Transcribe every record that appears below, exactly and in full.

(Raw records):
▬▬▬

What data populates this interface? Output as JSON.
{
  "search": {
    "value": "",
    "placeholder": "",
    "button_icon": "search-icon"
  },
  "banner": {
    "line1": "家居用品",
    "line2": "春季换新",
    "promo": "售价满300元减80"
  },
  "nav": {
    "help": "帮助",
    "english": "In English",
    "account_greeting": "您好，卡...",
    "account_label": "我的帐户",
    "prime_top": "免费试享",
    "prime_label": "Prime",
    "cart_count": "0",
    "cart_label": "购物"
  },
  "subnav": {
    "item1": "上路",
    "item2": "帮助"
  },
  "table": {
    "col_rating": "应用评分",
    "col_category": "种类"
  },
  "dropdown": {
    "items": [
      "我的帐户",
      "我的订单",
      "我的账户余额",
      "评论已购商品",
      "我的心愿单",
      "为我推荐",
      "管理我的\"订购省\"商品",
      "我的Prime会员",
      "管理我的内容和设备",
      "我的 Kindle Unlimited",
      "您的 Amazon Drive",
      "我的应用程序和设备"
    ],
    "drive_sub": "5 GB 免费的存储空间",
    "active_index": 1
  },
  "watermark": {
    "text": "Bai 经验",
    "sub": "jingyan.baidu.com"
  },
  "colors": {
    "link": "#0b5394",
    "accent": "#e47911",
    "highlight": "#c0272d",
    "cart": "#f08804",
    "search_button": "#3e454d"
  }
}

▬▬▬

(Correct result):
What data populates this interface? Output as JSON.
{
  "search": {
    "value": "",
    "placeholder": "",
    "button_icon": "search-icon"
  },
  "banner": {
    "line1": "家居用品",
    "line2": "春季换新",
    "promo": "售价满300元减80"
  },
  "nav": {
    "help": "帮助",
    "english": "In English",
    "account_greeting": "您好，卡...",
    "account_label": "我的帐户",
    "prime_top": "免费试享",
    "prime_label": "Prime",
    "cart_count": "0",
    "cart_label": "购物"
  },
  "subnav": {
    "item1": "上路",
    "item2": "帮助"
  },
  "table": {
    "col_rating": "应用评分",
    "col_category": "种类"
  },
  "dropdown": {
    "items": [
      "我的帐户",
      "我的订单",
      "我的账户余额",
      "评论已购商品",
      "我的心愿单",
      "为我推荐",
      "管理我的\"订购省\"商品",
      "我的Prime会员",
      "管理我的内容和设备",
      "我的 Kindle Unlimited",
      "您的 Amazon Drive",
      "我的应用程序和设备"
    ],
    "drive_sub": "5 GB 免费的存储空间",
    "active_index": 1
  },
  "watermark": {
    "text": "Bai 经验",
    "sub": "jingyan.baidu.com"
  },
  "colors": {
    "link": "#0b5394",
    "accent": "#e47911",
    "highlight": "#c0272d",
    "cart": "#f08804",
    "search_button": "#3e454d"
  }
}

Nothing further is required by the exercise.